Exercise requirements:
Pick out the lines below that include the string "Math".

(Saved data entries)

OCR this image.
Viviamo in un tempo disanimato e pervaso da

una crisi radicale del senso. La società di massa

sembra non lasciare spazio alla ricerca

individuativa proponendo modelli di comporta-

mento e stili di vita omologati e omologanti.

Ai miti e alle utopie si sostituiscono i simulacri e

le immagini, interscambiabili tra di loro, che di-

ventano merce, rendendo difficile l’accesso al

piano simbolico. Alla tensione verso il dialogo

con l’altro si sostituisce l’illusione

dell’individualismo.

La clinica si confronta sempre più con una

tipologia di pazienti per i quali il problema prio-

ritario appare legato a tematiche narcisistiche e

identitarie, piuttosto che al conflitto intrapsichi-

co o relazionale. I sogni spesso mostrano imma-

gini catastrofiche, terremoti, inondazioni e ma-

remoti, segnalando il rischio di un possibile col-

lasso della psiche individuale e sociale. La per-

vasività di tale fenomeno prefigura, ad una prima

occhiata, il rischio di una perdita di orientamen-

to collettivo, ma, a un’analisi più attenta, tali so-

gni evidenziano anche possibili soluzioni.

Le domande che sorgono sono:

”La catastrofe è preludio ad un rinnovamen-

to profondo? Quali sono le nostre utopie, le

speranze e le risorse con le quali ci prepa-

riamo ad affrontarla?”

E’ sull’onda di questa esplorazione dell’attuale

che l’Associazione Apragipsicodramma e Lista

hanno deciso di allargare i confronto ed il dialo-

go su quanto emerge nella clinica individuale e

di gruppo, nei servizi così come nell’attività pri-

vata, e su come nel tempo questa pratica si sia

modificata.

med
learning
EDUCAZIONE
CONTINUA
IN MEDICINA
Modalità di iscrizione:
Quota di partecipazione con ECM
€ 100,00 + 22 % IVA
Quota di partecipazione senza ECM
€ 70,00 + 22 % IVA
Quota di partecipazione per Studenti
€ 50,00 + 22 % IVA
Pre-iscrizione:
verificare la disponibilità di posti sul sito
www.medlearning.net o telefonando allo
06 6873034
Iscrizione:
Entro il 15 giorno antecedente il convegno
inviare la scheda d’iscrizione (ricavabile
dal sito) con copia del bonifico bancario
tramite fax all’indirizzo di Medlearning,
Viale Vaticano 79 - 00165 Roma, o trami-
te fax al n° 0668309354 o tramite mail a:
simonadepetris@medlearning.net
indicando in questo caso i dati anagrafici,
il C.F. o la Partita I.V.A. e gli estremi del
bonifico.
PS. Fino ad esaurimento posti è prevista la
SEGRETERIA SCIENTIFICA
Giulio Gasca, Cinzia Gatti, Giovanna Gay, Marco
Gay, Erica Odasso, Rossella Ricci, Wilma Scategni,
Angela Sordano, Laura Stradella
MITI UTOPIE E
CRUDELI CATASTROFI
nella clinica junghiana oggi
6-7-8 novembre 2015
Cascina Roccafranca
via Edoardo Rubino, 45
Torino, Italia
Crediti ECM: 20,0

* * *

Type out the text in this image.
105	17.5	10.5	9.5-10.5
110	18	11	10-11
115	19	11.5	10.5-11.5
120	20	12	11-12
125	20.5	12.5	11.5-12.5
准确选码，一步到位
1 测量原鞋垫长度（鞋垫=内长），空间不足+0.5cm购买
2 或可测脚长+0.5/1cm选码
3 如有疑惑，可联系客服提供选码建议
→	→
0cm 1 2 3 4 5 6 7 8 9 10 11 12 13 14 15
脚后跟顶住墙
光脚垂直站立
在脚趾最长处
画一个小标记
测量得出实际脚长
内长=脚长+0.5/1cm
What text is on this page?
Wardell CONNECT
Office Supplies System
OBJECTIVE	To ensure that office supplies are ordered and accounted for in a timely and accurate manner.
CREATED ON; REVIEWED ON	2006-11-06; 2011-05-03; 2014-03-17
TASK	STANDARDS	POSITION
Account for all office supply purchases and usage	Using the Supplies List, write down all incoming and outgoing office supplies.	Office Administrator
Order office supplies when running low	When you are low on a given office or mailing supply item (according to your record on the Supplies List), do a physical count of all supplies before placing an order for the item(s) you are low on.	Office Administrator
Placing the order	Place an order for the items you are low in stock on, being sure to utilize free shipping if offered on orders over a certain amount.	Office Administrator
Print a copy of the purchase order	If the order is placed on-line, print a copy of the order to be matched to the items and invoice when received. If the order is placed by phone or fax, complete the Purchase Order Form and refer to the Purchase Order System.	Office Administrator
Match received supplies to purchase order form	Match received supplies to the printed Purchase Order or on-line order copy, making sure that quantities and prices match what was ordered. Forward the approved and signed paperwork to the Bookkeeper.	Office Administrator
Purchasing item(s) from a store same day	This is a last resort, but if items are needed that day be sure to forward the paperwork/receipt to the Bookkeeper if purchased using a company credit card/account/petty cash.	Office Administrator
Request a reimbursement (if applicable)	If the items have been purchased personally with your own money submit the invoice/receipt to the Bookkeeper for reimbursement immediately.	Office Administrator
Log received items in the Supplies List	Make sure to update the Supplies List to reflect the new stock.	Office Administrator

...

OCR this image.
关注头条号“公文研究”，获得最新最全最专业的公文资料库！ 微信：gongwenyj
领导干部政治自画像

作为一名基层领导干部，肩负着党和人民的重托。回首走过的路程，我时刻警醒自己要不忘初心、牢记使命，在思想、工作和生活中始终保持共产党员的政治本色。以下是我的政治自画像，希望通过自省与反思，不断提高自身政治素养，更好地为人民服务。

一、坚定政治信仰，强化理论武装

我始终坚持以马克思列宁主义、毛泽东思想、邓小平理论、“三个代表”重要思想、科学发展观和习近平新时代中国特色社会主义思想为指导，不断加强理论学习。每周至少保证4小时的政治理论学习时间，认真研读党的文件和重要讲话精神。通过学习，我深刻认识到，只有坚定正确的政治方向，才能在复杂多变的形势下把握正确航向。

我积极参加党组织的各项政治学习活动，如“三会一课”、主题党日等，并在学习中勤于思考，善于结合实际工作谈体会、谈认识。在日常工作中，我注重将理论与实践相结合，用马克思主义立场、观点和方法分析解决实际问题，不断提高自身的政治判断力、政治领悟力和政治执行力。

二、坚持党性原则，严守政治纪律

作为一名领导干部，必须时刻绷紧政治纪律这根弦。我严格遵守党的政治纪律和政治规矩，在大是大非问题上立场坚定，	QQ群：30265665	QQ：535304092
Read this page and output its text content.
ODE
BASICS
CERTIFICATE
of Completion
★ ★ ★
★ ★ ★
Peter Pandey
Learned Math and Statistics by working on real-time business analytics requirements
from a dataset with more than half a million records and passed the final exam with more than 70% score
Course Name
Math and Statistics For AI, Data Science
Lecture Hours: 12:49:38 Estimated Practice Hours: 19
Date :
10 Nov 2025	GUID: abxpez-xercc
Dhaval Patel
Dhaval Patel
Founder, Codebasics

Response to the exercise:
Learned Math and Statistics by working on real-time business analytics requirements
Math and Statistics For AI, Data Science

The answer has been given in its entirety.